> [WRITTEN TASK]
Copy each line in which the string "marker" occurs.
______________________________
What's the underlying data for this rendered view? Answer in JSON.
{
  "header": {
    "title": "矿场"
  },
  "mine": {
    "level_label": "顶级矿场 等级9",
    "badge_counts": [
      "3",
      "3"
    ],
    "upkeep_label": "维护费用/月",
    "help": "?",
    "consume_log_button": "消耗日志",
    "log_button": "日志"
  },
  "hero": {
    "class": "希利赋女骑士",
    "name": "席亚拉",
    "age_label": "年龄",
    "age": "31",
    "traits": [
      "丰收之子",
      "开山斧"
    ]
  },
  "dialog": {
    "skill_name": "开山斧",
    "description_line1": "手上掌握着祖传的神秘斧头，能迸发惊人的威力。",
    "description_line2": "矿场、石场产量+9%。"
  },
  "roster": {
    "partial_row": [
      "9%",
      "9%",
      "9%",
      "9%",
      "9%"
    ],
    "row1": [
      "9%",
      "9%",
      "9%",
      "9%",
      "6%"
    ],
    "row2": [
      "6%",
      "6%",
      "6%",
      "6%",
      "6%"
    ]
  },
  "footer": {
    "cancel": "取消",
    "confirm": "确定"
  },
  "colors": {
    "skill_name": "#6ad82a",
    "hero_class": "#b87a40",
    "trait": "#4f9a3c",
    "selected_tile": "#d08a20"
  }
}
______________________________
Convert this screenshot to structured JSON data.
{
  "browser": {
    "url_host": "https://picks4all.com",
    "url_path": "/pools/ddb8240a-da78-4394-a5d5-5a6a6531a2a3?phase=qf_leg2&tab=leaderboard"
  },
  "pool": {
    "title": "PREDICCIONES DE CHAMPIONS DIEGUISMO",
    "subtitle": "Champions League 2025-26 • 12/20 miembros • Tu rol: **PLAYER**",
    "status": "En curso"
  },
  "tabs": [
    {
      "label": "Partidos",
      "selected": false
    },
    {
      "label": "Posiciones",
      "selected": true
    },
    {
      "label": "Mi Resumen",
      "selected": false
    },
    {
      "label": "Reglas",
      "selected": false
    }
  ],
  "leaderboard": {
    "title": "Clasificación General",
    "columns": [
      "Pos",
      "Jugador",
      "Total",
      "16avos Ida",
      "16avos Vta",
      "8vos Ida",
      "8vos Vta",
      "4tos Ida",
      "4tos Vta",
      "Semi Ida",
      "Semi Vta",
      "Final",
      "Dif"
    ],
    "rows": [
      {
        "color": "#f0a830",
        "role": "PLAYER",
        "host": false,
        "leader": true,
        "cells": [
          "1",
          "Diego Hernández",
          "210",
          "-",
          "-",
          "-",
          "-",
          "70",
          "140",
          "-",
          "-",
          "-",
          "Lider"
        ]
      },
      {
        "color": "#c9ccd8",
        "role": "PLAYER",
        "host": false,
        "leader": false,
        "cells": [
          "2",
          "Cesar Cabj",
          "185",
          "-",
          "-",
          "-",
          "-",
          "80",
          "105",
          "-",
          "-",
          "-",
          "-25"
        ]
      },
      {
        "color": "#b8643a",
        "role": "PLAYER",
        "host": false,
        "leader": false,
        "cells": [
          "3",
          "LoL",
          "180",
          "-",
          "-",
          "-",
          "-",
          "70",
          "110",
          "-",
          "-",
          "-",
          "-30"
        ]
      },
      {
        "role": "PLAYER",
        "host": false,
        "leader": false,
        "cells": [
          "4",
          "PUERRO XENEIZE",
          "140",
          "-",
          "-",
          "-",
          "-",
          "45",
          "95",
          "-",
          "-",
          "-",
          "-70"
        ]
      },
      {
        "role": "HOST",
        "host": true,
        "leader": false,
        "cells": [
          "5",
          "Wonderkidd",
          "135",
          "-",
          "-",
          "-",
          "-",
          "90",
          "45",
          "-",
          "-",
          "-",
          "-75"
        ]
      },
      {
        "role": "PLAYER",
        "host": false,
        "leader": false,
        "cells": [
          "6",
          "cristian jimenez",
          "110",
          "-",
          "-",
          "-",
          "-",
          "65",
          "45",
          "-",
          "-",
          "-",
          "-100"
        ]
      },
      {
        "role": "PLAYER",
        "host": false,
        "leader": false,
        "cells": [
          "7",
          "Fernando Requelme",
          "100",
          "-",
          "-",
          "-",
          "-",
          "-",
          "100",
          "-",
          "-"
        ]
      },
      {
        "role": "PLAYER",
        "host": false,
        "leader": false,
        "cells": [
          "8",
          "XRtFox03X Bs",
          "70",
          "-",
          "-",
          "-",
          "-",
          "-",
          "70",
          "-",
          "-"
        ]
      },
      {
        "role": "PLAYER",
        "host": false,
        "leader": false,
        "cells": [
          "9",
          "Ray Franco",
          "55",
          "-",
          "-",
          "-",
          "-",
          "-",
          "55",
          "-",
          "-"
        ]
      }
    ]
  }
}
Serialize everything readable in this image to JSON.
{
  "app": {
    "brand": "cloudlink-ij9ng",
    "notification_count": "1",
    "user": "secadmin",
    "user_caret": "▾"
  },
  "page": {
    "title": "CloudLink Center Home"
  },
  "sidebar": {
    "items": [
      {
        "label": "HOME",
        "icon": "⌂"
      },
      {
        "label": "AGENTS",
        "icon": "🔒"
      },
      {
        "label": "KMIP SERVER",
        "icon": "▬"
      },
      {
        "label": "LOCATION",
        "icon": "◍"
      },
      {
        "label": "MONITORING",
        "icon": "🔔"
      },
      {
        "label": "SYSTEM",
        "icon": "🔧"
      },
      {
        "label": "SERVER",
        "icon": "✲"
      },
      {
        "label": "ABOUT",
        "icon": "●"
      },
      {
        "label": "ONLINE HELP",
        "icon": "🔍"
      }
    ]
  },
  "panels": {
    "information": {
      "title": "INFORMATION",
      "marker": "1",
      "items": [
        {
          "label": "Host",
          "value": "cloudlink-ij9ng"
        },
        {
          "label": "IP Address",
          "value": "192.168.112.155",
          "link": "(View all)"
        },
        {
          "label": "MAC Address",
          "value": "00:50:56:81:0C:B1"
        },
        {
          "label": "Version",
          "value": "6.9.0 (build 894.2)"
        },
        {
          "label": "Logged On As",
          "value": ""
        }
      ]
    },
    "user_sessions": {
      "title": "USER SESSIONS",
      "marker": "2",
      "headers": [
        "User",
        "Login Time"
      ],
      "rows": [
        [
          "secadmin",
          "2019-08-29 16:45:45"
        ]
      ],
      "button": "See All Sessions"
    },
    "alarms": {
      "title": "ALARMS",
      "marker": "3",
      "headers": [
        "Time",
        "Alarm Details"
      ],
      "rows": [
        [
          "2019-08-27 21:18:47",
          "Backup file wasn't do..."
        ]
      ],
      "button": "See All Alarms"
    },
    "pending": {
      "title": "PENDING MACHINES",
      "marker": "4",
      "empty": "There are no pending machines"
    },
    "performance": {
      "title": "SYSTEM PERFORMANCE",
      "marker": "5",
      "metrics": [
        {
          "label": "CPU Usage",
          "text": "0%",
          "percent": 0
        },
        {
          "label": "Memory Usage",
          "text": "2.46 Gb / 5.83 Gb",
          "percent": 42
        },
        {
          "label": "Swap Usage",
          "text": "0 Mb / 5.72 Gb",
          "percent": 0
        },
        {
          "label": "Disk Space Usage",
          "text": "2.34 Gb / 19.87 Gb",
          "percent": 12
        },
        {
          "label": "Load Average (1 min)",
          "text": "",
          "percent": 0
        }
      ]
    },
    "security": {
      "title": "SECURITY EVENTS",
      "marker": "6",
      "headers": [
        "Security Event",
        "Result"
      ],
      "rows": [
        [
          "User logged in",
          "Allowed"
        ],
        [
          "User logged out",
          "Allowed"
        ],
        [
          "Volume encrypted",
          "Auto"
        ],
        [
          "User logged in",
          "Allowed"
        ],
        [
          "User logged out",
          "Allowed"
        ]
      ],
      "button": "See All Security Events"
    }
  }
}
______________________________
> [CORRECT ANSWER]
      "marker": "1",
      "marker": "2",
      "marker": "3",
      "marker": "4",
      "marker": "5",
      "marker": "6",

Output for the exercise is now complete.